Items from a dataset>
* begin *

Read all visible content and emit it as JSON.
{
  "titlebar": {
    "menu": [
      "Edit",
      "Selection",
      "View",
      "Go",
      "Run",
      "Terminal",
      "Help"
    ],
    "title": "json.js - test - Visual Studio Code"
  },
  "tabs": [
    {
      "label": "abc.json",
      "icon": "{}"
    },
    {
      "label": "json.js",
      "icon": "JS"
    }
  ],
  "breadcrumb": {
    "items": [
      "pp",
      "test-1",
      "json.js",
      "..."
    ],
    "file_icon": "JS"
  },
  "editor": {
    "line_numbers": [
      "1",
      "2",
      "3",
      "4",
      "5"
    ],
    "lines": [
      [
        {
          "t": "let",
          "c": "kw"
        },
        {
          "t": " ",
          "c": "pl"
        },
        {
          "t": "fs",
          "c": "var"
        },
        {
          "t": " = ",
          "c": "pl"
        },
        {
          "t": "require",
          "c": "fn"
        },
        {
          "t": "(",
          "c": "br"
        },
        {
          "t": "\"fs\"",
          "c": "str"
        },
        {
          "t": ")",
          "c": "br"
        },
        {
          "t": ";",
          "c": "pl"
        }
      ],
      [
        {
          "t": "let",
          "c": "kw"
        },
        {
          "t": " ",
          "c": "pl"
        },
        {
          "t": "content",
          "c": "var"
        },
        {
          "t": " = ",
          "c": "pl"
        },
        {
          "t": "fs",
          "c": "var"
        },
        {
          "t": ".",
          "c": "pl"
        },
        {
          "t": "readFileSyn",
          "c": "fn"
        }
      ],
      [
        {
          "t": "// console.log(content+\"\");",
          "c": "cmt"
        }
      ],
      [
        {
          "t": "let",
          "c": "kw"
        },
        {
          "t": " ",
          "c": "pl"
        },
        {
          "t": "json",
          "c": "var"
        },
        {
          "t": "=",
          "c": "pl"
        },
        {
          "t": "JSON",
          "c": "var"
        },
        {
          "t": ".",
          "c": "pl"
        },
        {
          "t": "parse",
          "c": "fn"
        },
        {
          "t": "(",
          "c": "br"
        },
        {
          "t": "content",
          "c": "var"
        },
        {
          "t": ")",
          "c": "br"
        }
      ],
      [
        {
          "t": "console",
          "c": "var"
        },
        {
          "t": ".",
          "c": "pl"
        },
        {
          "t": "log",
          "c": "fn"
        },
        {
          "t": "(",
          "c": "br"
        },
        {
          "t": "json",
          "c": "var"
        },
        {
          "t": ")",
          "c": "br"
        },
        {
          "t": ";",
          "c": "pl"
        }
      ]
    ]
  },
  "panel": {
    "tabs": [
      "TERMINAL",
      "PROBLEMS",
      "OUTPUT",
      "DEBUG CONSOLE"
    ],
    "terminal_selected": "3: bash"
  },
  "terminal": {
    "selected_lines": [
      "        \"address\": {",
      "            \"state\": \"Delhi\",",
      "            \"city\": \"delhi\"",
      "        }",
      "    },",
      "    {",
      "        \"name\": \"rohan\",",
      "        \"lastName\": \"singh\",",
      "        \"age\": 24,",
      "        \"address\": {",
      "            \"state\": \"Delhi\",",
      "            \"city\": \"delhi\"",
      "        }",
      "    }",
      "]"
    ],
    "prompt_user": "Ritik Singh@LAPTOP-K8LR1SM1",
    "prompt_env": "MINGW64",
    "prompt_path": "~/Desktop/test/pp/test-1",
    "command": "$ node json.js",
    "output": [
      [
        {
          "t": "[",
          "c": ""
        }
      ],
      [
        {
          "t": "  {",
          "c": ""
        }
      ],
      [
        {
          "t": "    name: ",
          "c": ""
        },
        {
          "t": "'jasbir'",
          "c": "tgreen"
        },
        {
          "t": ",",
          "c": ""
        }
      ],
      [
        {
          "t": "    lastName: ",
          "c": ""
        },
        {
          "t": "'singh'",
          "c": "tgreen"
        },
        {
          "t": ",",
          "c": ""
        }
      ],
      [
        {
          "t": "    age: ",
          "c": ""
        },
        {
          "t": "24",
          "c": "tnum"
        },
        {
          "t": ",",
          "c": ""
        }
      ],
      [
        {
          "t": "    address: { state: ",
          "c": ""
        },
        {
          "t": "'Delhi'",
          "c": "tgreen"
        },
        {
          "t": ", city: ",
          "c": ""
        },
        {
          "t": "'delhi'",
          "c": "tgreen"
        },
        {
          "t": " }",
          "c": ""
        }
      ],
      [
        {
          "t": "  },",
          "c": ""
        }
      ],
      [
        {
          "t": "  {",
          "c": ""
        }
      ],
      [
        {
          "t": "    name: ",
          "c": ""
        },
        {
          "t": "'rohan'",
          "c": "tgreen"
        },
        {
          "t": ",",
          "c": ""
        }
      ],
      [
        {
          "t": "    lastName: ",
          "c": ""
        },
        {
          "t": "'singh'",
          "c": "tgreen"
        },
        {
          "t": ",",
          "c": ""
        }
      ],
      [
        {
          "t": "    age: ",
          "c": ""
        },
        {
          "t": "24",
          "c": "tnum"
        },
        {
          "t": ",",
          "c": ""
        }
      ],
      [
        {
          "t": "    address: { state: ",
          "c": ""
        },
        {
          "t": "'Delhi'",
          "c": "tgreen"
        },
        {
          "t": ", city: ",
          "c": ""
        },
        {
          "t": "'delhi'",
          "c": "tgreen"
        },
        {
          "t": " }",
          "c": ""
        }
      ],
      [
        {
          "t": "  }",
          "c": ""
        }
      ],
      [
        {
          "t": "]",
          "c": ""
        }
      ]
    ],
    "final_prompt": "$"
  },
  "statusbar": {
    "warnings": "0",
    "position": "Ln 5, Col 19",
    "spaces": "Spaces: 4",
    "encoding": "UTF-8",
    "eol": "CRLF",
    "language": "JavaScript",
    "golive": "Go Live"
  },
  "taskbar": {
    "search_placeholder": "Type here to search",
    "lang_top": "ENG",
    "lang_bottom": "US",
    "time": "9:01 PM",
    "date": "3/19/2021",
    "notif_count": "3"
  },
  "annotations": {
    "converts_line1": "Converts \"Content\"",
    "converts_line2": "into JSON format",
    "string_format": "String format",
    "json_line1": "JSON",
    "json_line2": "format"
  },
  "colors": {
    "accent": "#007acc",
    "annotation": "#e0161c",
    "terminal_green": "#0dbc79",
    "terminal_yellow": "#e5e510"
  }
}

* end *

WHAT IS NEEDED> Every line above should be printed again exactly as it stands.

ANSWER>
Read all visible content and emit it as JSON.
{
  "titlebar": {
    "menu": [
      "Edit",
      "Selection",
      "View",
      "Go",
      "Run",
      "Terminal",
      "Help"
    ],
    "title": "json.js - test - Visual Studio Code"
  },
  "tabs": [
    {
      "label": "abc.json",
      "icon": "{}"
    },
    {
      "label": "json.js",
      "icon": "JS"
    }
  ],
  "breadcrumb": {
    "items": [
      "pp",
      "test-1",
      "json.js",
      "..."
    ],
    "file_icon": "JS"
  },
  "editor": {
    "line_numbers": [
      "1",
      "2",
      "3",
      "4",
      "5"
    ],
    "lines": [
      [
        {
          "t": "let",
          "c": "kw"
        },
        {
          "t": " ",
          "c": "pl"
        },
        {
          "t": "fs",
          "c": "var"
        },
        {
          "t": " = ",
          "c": "pl"
        },
        {
          "t": "require",
          "c": "fn"
        },
        {
          "t": "(",
          "c": "br"
        },
        {
          "t": "\"fs\"",
          "c": "str"
        },
        {
          "t": ")",
          "c": "br"
        },
        {
          "t": ";",
          "c": "pl"
        }
      ],
      [
        {
          "t": "let",
          "c": "kw"
        },
        {
          "t": " ",
          "c": "pl"
        },
        {
          "t": "content",
          "c": "var"
        },
        {
          "t": " = ",
          "c": "pl"
        },
        {
          "t": "fs",
          "c": "var"
        },
        {
          "t": ".",
          "c": "pl"
        },
        {
          "t": "readFileSyn",
          "c": "fn"
        }
      ],
      [
        {
          "t": "// console.log(content+\"\");",
          "c": "cmt"
        }
      ],
      [
        {
          "t": "let",
          "c": "kw"
        },
        {
          "t": " ",
          "c": "pl"
        },
        {
          "t": "json",
          "c": "var"
        },
        {
          "t": "=",
          "c": "pl"
        },
        {
          "t": "JSON",
          "c": "var"
        },
        {
          "t": ".",
          "c": "pl"
        },
        {
          "t": "parse",
          "c": "fn"
        },
        {
          "t": "(",
          "c": "br"
        },
        {
          "t": "content",
          "c": "var"
        },
        {
          "t": ")",
          "c": "br"
        }
      ],
      [
        {
          "t": "console",
          "c": "var"
        },
        {
          "t": ".",
          "c": "pl"
        },
        {
          "t": "log",
          "c": "fn"
        },
        {
          "t": "(",
          "c": "br"
        },
        {
          "t": "json",
          "c": "var"
        },
        {
          "t": ")",
          "c": "br"
        },
        {
          "t": ";",
          "c": "pl"
        }
      ]
    ]
  },
  "panel": {
    "tabs": [
      "TERMINAL",
      "PROBLEMS",
      "OUTPUT",
      "DEBUG CONSOLE"
    ],
    "terminal_selected": "3: bash"
  },
  "terminal": {
    "selected_lines": [
      "        \"address\": {",
      "            \"state\": \"Delhi\",",
      "            \"city\": \"delhi\"",
      "        }",
      "    },",
      "    {",
      "        \"name\": \"rohan\",",
      "        \"lastName\": \"singh\",",
      "        \"age\": 24,",
      "        \"address\": {",
      "            \"state\": \"Delhi\",",
      "            \"city\": \"delhi\"",
      "        }",
      "    }",
      "]"
    ],
    "prompt_user": "Ritik Singh@LAPTOP-K8LR1SM1",
    "prompt_env": "MINGW64",
    "prompt_path": "~/Desktop/test/pp/test-1",
    "command": "$ node json.js",
    "output": [
      [
        {
          "t": "[",
          "c": ""
        }
      ],
      [
        {
          "t": "  {",
          "c": ""
        }
      ],
      [
        {
          "t": "    name: ",
          "c": ""
        },
        {
          "t": "'jasbir'",
          "c": "tgreen"
        },
        {
          "t": ",",
          "c": ""
        }
      ],
      [
        {
          "t": "    lastName: ",
          "c": ""
        },
        {
          "t": "'singh'",
          "c": "tgreen"
        },
        {
          "t": ",",
          "c": ""
        }
      ],
      [
        {
          "t": "    age: ",
          "c": ""
        },
        {
          "t": "24",
          "c": "tnum"
        },
        {
          "t": ",",
          "c": ""
        }
      ],
      [
        {
          "t": "    address: { state: ",
          "c": ""
        },
        {
          "t": "'Delhi'",
          "c": "tgreen"
        },
        {
          "t": ", city: ",
          "c": ""
        },
        {
          "t": "'delhi'",
          "c": "tgreen"
        },
        {
          "t": " }",
          "c": ""
        }
      ],
      [
        {
          "t": "  },",
          "c": ""
        }
      ],
      [
        {
          "t": "  {",
          "c": ""
        }
      ],
      [
        {
          "t": "    name: ",
          "c": ""
        },
        {
          "t": "'rohan'",
          "c": "tgreen"
        },
        {
          "t": ",",
          "c": ""
        }
      ],
      [
        {
          "t": "    lastName: ",
          "c": ""
        },
        {
          "t": "'singh'",
          "c": "tgreen"
        },
        {
          "t": ",",
          "c": ""
        }
      ],
      [
        {
          "t": "    age: ",
          "c": ""
        },
        {
          "t": "24",
          "c": "tnum"
        },
        {
          "t": ",",
          "c": ""
        }
      ],
      [
        {
          "t": "    address: { state: ",
          "c": ""
        },
        {
          "t": "'Delhi'",
          "c": "tgreen"
        },
        {
          "t": ", city: ",
          "c": ""
        },
        {
          "t": "'delhi'",
          "c": "tgreen"
        },
        {
          "t": " }",
          "c": ""
        }
      ],
      [
        {
          "t": "  }",
          "c": ""
        }
      ],
      [
        {
          "t": "]",
          "c": ""
        }
      ]
    ],
    "final_prompt": "$"
  },
  "statusbar": {
    "warnings": "0",
    "position": "Ln 5, Col 19",
    "spaces": "Spaces: 4",
    "encoding": "UTF-8",
    "eol": "CRLF",
    "language": "JavaScript",
    "golive": "Go Live"
  },
  "taskbar": {
    "search_placeholder": "Type here to search",
    "lang_top": "ENG",
    "lang_bottom": "US",
    "time": "9:01 PM",
    "date": "3/19/2021",
    "notif_count": "3"
  },
  "annotations": {
    "converts_line1": "Converts \"Content\"",
    "converts_line2": "into JSON format",
    "string_format": "String format",
    "json_line1": "JSON",
    "json_line2": "format"
  },
  "colors": {
    "accent": "#007acc",
    "annotation": "#e0161c",
    "terminal_green": "#0dbc79",
    "terminal_yellow": "#e5e510"
  }
}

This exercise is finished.